== TASK ==
Every line below must be reproduced exactly. Copy them all.
*-*-*
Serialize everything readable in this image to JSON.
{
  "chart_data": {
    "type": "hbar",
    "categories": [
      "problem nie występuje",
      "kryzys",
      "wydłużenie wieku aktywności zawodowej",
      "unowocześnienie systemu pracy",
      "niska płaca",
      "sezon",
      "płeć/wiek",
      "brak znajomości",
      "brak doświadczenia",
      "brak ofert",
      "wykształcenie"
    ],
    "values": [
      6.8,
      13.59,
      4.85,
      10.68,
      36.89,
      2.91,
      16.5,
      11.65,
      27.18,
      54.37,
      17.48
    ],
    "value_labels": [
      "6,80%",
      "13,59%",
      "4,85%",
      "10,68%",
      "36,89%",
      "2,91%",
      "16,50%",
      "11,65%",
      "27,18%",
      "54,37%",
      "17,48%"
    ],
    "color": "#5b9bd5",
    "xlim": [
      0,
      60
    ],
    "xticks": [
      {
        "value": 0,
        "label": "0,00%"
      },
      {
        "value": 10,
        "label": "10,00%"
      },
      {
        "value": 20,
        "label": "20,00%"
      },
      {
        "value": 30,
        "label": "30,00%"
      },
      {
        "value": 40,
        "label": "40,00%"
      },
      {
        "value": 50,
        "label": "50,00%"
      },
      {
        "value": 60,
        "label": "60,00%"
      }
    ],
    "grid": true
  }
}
*-*-*
== TASK SOLUTION ==
Serialize everything readable in this image to JSON.
{
  "chart_data": {
    "type": "hbar",
    "categories": [
      "problem nie występuje",
      "kryzys",
      "wydłużenie wieku aktywności zawodowej",
      "unowocześnienie systemu pracy",
      "niska płaca",
      "sezon",
      "płeć/wiek",
      "brak znajomości",
      "brak doświadczenia",
      "brak ofert",
      "wykształcenie"
    ],
    "values": [
      6.8,
      13.59,
      4.85,
      10.68,
      36.89,
      2.91,
      16.5,
      11.65,
      27.18,
      54.37,
      17.48
    ],
    "value_labels": [
      "6,80%",
      "13,59%",
      "4,85%",
      "10,68%",
      "36,89%",
      "2,91%",
      "16,50%",
      "11,65%",
      "27,18%",
      "54,37%",
      "17,48%"
    ],
    "color": "#5b9bd5",
    "xlim": [
      0,
      60
    ],
    "xticks": [
      {
        "value": 0,
        "label": "0,00%"
      },
      {
        "value": 10,
        "label": "10,00%"
      },
      {
        "value": 20,
        "label": "20,00%"
      },
      {
        "value": 30,
        "label": "30,00%"
      },
      {
        "value": 40,
        "label": "40,00%"
      },
      {
        "value": 50,
        "label": "50,00%"
      },
      {
        "value": 60,
        "label": "60,00%"
      }
    ],
    "grid": true
  }
}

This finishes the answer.